#### [Required task]
Check each line of the listing for the word "periods" and give only the number of lines that have it.

#### [Figure record extracts]

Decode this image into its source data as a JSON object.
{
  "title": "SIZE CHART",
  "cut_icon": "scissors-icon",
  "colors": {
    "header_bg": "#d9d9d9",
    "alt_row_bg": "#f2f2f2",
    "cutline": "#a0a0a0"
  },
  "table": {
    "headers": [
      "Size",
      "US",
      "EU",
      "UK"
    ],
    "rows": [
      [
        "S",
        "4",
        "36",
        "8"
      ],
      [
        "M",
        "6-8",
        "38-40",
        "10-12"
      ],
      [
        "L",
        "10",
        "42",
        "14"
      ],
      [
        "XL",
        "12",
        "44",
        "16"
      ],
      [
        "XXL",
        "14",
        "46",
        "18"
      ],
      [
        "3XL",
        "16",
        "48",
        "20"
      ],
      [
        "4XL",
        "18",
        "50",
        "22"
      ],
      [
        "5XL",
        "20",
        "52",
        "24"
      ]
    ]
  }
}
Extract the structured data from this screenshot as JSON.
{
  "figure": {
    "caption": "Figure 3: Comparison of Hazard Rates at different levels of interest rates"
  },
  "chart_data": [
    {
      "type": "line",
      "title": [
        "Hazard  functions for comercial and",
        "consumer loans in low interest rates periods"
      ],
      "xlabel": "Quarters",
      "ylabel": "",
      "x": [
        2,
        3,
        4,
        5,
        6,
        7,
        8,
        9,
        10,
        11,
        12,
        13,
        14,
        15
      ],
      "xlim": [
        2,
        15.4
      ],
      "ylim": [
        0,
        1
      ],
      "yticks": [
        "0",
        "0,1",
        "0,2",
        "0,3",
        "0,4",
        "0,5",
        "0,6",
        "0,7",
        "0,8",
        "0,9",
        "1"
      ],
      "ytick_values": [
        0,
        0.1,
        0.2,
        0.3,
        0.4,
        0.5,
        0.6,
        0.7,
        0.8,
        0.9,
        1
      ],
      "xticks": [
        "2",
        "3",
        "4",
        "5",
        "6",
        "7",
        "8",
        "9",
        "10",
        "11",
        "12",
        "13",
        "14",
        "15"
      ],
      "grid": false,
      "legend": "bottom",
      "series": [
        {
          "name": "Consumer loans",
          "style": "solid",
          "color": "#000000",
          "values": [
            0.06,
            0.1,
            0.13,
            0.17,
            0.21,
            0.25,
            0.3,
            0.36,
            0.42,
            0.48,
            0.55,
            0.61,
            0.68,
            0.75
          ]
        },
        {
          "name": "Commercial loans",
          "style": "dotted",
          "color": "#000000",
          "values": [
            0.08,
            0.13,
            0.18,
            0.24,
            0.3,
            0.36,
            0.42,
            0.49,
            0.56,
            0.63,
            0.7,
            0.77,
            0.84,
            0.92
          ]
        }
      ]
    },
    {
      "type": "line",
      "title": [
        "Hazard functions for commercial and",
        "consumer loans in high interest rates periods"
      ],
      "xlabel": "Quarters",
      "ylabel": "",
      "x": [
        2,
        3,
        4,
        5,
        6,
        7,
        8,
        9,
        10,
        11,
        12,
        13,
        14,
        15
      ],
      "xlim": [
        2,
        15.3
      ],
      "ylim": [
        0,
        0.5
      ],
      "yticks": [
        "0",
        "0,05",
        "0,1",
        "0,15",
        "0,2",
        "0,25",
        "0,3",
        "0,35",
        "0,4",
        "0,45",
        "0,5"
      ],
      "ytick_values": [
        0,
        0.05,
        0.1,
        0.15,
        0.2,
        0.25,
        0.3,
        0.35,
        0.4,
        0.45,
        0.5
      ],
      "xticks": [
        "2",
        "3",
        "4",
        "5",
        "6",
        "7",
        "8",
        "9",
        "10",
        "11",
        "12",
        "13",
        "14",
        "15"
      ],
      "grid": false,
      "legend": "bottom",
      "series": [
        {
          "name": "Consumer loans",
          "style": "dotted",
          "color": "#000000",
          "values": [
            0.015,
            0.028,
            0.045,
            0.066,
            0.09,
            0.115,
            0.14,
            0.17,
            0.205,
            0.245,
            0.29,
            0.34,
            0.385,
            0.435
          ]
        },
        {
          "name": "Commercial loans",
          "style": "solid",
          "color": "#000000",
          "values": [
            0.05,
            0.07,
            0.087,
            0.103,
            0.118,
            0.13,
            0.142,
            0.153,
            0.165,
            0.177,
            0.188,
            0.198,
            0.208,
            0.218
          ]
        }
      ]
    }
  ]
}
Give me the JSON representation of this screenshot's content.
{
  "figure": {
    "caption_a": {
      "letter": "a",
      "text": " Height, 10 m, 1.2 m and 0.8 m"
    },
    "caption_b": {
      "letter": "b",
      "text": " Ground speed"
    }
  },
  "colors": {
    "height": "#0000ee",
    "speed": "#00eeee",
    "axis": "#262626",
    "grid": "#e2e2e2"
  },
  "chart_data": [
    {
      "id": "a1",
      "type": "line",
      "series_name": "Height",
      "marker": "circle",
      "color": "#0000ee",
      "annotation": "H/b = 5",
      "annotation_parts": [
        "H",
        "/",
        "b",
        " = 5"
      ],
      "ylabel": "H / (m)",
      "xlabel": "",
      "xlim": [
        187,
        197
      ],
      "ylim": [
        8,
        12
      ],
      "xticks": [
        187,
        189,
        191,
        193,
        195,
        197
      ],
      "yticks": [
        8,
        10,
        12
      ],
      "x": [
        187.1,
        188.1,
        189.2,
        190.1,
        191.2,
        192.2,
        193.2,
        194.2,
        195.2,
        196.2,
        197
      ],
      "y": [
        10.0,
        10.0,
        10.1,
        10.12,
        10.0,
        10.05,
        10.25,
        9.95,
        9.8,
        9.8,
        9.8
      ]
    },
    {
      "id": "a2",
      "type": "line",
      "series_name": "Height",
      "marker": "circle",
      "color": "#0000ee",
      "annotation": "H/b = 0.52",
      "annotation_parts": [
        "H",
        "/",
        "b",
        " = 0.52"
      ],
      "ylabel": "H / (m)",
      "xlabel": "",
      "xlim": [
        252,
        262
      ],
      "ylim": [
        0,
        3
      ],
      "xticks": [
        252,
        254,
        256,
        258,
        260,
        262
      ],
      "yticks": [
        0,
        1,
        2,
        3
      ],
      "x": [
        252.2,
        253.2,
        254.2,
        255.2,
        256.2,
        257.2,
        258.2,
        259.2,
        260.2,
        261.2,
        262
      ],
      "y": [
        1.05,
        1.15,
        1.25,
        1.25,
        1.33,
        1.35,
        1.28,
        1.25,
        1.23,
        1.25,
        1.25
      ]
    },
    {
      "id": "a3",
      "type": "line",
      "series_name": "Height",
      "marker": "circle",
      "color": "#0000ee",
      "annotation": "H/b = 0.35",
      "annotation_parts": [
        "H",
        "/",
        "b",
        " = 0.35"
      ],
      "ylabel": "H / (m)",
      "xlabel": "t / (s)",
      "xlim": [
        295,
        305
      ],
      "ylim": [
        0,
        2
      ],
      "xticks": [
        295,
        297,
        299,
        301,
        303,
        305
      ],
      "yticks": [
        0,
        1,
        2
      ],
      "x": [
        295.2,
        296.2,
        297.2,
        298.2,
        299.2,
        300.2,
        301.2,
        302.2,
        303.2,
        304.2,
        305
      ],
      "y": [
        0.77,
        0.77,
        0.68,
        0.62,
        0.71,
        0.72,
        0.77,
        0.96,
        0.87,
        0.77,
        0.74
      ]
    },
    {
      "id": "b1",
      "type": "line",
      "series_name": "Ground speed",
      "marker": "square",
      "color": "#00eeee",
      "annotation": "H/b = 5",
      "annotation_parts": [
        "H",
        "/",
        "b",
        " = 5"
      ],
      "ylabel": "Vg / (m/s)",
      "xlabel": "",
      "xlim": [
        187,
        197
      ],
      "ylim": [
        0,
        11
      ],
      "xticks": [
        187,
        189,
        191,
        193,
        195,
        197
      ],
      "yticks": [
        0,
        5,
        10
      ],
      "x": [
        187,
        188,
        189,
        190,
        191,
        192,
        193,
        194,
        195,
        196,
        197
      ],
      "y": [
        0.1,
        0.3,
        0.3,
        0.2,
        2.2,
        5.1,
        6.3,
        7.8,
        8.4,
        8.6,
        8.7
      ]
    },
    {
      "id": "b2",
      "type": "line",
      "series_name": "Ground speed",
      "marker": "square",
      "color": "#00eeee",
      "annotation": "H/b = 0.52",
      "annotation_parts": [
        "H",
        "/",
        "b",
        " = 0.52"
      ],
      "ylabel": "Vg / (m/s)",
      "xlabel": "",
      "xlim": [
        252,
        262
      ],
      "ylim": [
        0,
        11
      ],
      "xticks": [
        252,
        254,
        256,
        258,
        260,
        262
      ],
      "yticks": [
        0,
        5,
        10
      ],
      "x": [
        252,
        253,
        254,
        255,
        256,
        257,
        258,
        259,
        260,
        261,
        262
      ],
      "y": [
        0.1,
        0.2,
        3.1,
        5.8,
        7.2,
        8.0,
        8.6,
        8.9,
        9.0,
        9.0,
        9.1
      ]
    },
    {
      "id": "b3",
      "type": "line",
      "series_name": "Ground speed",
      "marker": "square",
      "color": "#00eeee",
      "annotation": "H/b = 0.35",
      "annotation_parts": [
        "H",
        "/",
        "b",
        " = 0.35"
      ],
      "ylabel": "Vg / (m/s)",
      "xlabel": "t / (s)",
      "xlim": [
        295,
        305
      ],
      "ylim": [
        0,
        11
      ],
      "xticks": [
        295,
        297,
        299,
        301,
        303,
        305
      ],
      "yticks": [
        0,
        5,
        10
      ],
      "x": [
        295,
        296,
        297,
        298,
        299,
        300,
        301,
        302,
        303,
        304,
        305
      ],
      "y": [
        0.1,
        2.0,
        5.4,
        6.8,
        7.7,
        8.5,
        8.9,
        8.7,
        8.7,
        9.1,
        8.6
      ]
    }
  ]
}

#### [The output]
2